:: Record extracts

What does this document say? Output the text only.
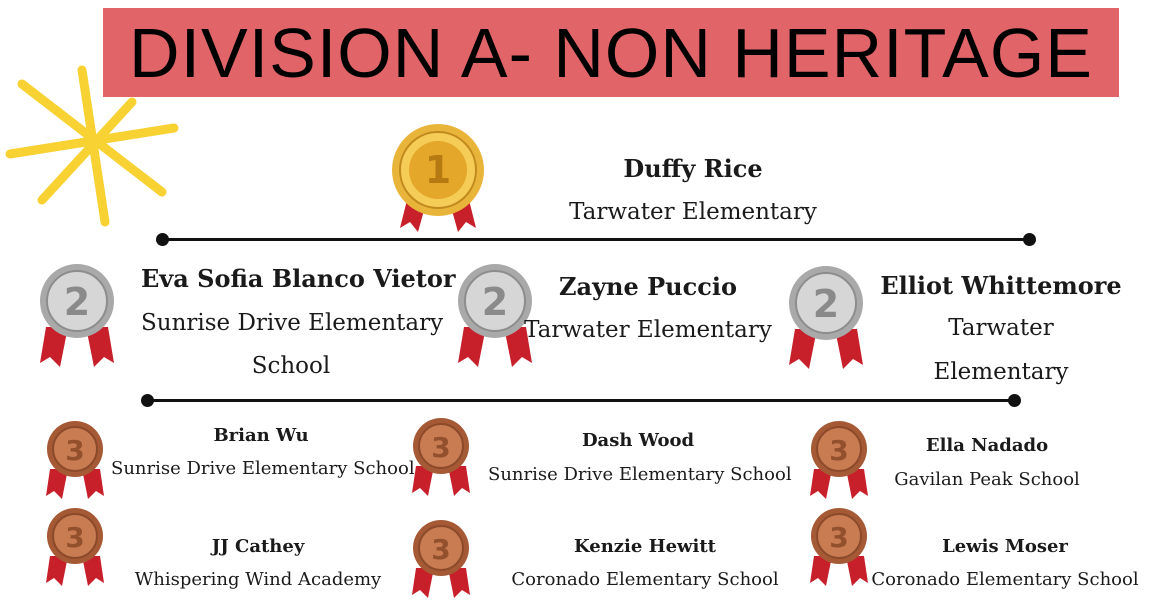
DIVISION A- NON HERITAGE
1
2	2	2
3	3	3
3	3	3
Duffy Rice
Tarwater Elementary
Eva Sofia Blanco Vietor
Sunrise Drive Elementary
School
Zayne Puccio
Tarwater Elementary
Elliot Whittemore
Tarwater
Elementary
Brian Wu
Sunrise Drive Elementary School
Dash Wood
Sunrise Drive Elementary School
Ella Nadado
Gavilan Peak School
JJ Cathey
Whispering Wind Academy
Kenzie Hewitt
Coronado Elementary School
Lewis Moser
Coronado Elementary School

::::

### What is required
Would you mind returning each entry above word for word, skipping the images?

### Expected answer
What does this document say? Output the text only.
DIVISION A- NON HERITAGE
1
2	2	2
3	3	3
3	3	3
Duffy Rice
Tarwater Elementary
Eva Sofia Blanco Vietor
Sunrise Drive Elementary
School
Zayne Puccio
Tarwater Elementary
Elliot Whittemore
Tarwater
Elementary
Brian Wu
Sunrise Drive Elementary School
Dash Wood
Sunrise Drive Elementary School
Ella Nadado
Gavilan Peak School
JJ Cathey
Whispering Wind Academy
Kenzie Hewitt
Coronado Elementary School
Lewis Moser
Coronado Elementary School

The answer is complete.